■ **INPUT ROWS**:
* Begin *
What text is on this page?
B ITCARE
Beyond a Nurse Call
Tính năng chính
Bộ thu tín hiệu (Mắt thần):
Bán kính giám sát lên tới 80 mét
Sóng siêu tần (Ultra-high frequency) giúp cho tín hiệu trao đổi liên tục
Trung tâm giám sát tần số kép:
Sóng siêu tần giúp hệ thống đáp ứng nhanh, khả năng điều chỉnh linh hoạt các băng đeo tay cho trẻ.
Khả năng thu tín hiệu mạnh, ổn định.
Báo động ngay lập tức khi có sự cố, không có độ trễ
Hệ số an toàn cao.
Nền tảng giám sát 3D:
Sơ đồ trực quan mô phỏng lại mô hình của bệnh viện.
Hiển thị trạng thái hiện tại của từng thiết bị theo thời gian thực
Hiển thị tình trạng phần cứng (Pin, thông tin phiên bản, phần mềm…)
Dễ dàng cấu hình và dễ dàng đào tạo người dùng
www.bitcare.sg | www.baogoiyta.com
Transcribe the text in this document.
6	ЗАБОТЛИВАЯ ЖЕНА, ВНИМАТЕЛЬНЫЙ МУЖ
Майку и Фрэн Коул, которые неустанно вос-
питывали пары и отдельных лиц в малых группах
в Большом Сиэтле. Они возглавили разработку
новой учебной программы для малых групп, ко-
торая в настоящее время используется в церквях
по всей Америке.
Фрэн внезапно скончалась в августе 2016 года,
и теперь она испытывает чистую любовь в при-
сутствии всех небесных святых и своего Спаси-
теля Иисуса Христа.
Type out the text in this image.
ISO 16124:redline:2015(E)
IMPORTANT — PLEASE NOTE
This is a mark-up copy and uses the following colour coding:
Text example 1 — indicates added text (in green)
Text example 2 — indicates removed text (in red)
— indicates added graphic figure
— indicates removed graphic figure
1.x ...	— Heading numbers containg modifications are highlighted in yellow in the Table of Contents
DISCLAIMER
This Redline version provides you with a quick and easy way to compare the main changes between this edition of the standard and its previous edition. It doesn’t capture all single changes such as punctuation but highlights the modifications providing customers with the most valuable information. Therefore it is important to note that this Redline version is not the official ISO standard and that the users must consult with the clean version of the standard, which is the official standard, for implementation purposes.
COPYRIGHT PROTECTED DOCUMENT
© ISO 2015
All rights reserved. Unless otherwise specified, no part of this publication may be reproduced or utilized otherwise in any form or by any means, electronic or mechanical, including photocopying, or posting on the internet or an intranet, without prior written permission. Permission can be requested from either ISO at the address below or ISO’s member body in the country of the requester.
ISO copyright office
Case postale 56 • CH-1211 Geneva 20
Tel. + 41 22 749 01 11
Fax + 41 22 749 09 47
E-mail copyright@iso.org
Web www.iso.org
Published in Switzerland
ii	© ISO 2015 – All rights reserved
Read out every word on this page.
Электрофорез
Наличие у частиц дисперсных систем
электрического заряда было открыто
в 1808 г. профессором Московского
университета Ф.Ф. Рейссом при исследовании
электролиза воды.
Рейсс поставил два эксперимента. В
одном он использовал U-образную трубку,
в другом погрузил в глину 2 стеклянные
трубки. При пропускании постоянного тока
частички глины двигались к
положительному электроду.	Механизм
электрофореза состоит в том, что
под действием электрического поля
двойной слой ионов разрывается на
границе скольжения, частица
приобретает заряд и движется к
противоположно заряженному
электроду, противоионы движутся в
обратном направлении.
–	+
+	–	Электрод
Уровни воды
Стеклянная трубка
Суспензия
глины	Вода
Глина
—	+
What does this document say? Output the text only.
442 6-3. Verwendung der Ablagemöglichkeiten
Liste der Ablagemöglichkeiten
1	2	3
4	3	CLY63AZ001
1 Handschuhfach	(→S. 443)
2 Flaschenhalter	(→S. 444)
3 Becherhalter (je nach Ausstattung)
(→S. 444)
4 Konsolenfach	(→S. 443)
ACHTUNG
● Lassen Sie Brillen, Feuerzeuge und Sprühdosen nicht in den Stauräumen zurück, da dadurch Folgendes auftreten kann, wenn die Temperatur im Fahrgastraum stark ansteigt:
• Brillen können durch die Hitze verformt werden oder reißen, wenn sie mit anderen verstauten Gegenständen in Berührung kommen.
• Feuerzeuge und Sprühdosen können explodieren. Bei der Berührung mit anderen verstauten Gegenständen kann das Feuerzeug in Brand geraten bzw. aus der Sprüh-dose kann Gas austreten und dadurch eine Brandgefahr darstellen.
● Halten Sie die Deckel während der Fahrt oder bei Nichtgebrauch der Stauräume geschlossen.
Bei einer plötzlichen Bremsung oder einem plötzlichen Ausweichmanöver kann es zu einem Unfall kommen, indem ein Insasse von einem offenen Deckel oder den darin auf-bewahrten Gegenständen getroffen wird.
* End *
■ **GIVEN EXERCISE**: Using the listing above, show every line that includes the string "Sóng".

■ **ANSWER TO THE PROBLEM**:
Sóng siêu tần (Ultra-high frequency) giúp cho tín hiệu trao đổi liên tục
Sóng siêu tần giúp hệ thống đáp ứng nhanh, khả năng điều chỉnh linh hoạt các băng đeo tay cho trẻ.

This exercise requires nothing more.